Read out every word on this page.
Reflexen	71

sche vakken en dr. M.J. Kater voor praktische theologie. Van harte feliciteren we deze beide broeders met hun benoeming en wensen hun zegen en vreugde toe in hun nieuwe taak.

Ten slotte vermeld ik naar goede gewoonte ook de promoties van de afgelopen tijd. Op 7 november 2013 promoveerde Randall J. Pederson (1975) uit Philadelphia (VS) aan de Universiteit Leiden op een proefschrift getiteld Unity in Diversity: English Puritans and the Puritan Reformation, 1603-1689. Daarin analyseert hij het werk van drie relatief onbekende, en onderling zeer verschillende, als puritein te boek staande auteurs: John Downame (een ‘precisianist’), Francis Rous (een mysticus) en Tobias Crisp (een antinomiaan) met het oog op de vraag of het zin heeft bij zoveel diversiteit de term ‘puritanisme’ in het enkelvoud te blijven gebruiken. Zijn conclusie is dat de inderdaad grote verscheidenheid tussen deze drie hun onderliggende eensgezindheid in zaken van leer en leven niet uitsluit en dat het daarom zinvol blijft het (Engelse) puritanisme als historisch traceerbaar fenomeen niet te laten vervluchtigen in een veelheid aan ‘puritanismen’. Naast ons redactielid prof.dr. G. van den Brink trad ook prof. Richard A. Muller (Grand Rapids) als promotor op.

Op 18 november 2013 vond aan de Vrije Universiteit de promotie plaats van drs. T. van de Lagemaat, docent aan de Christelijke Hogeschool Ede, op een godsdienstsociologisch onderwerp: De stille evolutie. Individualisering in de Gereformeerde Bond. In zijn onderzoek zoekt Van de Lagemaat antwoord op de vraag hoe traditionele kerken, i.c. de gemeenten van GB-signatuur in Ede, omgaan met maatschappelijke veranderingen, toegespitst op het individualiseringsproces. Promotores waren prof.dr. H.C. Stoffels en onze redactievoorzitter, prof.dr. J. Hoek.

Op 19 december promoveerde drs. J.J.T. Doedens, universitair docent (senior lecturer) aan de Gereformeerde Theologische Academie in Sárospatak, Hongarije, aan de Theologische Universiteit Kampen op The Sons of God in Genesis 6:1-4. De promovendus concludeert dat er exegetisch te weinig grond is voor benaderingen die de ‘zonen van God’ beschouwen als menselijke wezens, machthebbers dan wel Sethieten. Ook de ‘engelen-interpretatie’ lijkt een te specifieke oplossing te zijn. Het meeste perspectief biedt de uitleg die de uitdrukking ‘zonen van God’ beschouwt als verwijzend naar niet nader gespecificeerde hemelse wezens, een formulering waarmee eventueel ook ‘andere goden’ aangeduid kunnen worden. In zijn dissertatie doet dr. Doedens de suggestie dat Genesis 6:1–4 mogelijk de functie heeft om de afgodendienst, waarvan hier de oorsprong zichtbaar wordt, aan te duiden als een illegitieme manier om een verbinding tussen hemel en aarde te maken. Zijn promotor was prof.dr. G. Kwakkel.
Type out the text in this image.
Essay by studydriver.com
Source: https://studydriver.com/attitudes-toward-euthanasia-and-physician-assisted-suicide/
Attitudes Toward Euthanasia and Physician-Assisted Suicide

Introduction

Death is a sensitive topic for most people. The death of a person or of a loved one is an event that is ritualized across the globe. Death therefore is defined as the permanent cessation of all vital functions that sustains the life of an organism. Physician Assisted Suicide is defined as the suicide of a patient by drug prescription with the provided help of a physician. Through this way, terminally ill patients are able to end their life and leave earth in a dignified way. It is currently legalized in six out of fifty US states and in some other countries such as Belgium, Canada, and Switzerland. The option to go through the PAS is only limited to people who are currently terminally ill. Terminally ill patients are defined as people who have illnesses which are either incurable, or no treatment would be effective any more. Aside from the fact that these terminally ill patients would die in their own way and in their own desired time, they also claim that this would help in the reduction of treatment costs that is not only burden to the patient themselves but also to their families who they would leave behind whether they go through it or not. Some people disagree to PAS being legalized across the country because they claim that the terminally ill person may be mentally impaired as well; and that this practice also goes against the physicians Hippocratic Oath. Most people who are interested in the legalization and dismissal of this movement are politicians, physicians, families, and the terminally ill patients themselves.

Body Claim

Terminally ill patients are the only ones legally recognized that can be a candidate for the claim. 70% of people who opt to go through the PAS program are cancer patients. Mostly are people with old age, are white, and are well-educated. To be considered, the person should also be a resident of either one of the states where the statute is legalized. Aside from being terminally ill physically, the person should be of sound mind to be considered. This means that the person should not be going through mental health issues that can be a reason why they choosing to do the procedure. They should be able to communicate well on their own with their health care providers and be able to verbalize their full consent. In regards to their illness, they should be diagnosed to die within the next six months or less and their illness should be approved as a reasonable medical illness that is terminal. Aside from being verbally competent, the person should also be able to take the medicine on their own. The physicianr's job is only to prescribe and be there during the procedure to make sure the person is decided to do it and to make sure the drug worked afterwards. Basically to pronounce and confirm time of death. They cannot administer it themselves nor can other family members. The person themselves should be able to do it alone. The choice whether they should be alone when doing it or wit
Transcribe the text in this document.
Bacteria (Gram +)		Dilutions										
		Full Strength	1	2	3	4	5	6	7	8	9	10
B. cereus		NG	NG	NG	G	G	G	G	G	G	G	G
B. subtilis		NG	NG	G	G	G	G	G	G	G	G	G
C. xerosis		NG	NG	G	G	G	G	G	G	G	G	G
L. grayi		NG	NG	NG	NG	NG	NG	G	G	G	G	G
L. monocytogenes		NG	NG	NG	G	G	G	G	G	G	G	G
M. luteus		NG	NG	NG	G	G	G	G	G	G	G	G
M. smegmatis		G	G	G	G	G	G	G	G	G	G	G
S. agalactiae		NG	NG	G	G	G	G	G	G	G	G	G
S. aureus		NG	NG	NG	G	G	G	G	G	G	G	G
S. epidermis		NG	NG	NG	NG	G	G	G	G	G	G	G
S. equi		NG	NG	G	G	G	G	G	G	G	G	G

(Work instructions):
In full and without edits, return the listing.

(Task output):
Read out every word on this page.
Reflexen	71

sche vakken en dr. M.J. Kater voor praktische theologie. Van harte feliciteren we deze beide broeders met hun benoeming en wensen hun zegen en vreugde toe in hun nieuwe taak.

Ten slotte vermeld ik naar goede gewoonte ook de promoties van de afgelopen tijd. Op 7 november 2013 promoveerde Randall J. Pederson (1975) uit Philadelphia (VS) aan de Universiteit Leiden op een proefschrift getiteld Unity in Diversity: English Puritans and the Puritan Reformation, 1603-1689. Daarin analyseert hij het werk van drie relatief onbekende, en onderling zeer verschillende, als puritein te boek staande auteurs: John Downame (een ‘precisianist’), Francis Rous (een mysticus) en Tobias Crisp (een antinomiaan) met het oog op de vraag of het zin heeft bij zoveel diversiteit de term ‘puritanisme’ in het enkelvoud te blijven gebruiken. Zijn conclusie is dat de inderdaad grote verscheidenheid tussen deze drie hun onderliggende eensgezindheid in zaken van leer en leven niet uitsluit en dat het daarom zinvol blijft het (Engelse) puritanisme als historisch traceerbaar fenomeen niet te laten vervluchtigen in een veelheid aan ‘puritanismen’. Naast ons redactielid prof.dr. G. van den Brink trad ook prof. Richard A. Muller (Grand Rapids) als promotor op.

Op 18 november 2013 vond aan de Vrije Universiteit de promotie plaats van drs. T. van de Lagemaat, docent aan de Christelijke Hogeschool Ede, op een godsdienstsociologisch onderwerp: De stille evolutie. Individualisering in de Gereformeerde Bond. In zijn onderzoek zoekt Van de Lagemaat antwoord op de vraag hoe traditionele kerken, i.c. de gemeenten van GB-signatuur in Ede, omgaan met maatschappelijke veranderingen, toegespitst op het individualiseringsproces. Promotores waren prof.dr. H.C. Stoffels en onze redactievoorzitter, prof.dr. J. Hoek.

Op 19 december promoveerde drs. J.J.T. Doedens, universitair docent (senior lecturer) aan de Gereformeerde Theologische Academie in Sárospatak, Hongarije, aan de Theologische Universiteit Kampen op The Sons of God in Genesis 6:1-4. De promovendus concludeert dat er exegetisch te weinig grond is voor benaderingen die de ‘zonen van God’ beschouwen als menselijke wezens, machthebbers dan wel Sethieten. Ook de ‘engelen-interpretatie’ lijkt een te specifieke oplossing te zijn. Het meeste perspectief biedt de uitleg die de uitdrukking ‘zonen van God’ beschouwt als verwijzend naar niet nader gespecificeerde hemelse wezens, een formulering waarmee eventueel ook ‘andere goden’ aangeduid kunnen worden. In zijn dissertatie doet dr. Doedens de suggestie dat Genesis 6:1–4 mogelijk de functie heeft om de afgodendienst, waarvan hier de oorsprong zichtbaar wordt, aan te duiden als een illegitieme manier om een verbinding tussen hemel en aarde te maken. Zijn promotor was prof.dr. G. Kwakkel.
Type out the text in this image.
Essay by studydriver.com
Source: https://studydriver.com/attitudes-toward-euthanasia-and-physician-assisted-suicide/
Attitudes Toward Euthanasia and Physician-Assisted Suicide

Introduction

Death is a sensitive topic for most people. The death of a person or of a loved one is an event that is ritualized across the globe. Death therefore is defined as the permanent cessation of all vital functions that sustains the life of an organism. Physician Assisted Suicide is defined as the suicide of a patient by drug prescription with the provided help of a physician. Through this way, terminally ill patients are able to end their life and leave earth in a dignified way. It is currently legalized in six out of fifty US states and in some other countries such as Belgium, Canada, and Switzerland. The option to go through the PAS is only limited to people who are currently terminally ill. Terminally ill patients are defined as people who have illnesses which are either incurable, or no treatment would be effective any more. Aside from the fact that these terminally ill patients would die in their own way and in their own desired time, they also claim that this would help in the reduction of treatment costs that is not only burden to the patient themselves but also to their families who they would leave behind whether they go through it or not. Some people disagree to PAS being legalized across the country because they claim that the terminally ill person may be mentally impaired as well; and that this practice also goes against the physicians Hippocratic Oath. Most people who are interested in the legalization and dismissal of this movement are politicians, physicians, families, and the terminally ill patients themselves.

Body Claim

Terminally ill patients are the only ones legally recognized that can be a candidate for the claim. 70% of people who opt to go through the PAS program are cancer patients. Mostly are people with old age, are white, and are well-educated. To be considered, the person should also be a resident of either one of the states where the statute is legalized. Aside from being terminally ill physically, the person should be of sound mind to be considered. This means that the person should not be going through mental health issues that can be a reason why they choosing to do the procedure. They should be able to communicate well on their own with their health care providers and be able to verbalize their full consent. In regards to their illness, they should be diagnosed to die within the next six months or less and their illness should be approved as a reasonable medical illness that is terminal. Aside from being verbally competent, the person should also be able to take the medicine on their own. The physicianr's job is only to prescribe and be there during the procedure to make sure the person is decided to do it and to make sure the drug worked afterwards. Basically to pronounce and confirm time of death. They cannot administer it themselves nor can other family members. The person themselves should be able to do it alone. The choice whether they should be alone when doing it or wit
Transcribe the text in this document.
Bacteria (Gram +)		Dilutions										
		Full Strength	1	2	3	4	5	6	7	8	9	10
B. cereus		NG	NG	NG	G	G	G	G	G	G	G	G
B. subtilis		NG	NG	G	G	G	G	G	G	G	G	G
C. xerosis		NG	NG	G	G	G	G	G	G	G	G	G
L. grayi		NG	NG	NG	NG	NG	NG	G	G	G	G	G
L. monocytogenes		NG	NG	NG	G	G	G	G	G	G	G	G
M. luteus		NG	NG	NG	G	G	G	G	G	G	G	G
M. smegmatis		G	G	G	G	G	G	G	G	G	G	G
S. agalactiae		NG	NG	G	G	G	G	G	G	G	G	G
S. aureus		NG	NG	NG	G	G	G	G	G	G	G	G
S. epidermis		NG	NG	NG	NG	G	G	G	G	G	G	G
S. equi		NG	NG	G	G	G	G	G	G	G	G	G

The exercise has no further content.